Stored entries
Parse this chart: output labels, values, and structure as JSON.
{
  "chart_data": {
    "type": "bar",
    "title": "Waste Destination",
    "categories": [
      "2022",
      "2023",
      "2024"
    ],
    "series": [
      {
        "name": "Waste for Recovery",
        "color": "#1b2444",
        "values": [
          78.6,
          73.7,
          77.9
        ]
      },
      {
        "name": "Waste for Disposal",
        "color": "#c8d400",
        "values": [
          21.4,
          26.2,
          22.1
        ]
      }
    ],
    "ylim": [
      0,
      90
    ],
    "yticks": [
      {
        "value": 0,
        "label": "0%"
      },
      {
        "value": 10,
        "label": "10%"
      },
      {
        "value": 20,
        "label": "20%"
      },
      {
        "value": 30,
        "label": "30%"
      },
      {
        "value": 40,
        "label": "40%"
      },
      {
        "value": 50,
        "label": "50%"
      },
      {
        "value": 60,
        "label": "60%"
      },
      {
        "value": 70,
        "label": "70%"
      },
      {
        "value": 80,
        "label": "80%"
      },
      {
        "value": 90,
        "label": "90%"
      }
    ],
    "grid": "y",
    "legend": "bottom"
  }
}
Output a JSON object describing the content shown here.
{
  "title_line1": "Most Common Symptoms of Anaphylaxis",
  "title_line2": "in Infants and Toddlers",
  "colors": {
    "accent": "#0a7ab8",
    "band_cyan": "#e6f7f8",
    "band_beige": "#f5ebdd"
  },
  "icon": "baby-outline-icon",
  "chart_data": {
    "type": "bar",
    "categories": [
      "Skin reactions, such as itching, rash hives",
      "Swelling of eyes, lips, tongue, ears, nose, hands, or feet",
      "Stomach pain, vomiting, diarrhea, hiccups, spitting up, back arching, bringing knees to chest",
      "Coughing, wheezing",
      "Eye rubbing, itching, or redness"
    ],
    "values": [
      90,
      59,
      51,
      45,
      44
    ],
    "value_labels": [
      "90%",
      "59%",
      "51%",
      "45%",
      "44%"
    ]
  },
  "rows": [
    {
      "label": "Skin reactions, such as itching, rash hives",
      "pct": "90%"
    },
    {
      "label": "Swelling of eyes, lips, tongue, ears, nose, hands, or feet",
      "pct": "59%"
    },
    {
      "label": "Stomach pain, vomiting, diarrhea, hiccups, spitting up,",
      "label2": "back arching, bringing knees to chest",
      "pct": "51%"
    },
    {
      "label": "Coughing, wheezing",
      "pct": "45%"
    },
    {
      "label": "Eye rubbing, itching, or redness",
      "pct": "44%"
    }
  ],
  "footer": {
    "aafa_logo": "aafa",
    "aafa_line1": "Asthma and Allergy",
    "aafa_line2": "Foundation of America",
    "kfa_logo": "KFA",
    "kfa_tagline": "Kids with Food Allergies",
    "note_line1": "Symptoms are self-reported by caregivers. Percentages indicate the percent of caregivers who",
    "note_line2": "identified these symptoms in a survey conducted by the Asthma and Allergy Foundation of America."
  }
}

◆ TASK
Copy every line of the records above that contains "Allergy".

◆ OUTPUT OF THE TASK
    "aafa_line1": "Asthma and Allergy",
    "note_line2": "identified these symptoms in a survey conducted by the Asthma and Allergy Foundation of America."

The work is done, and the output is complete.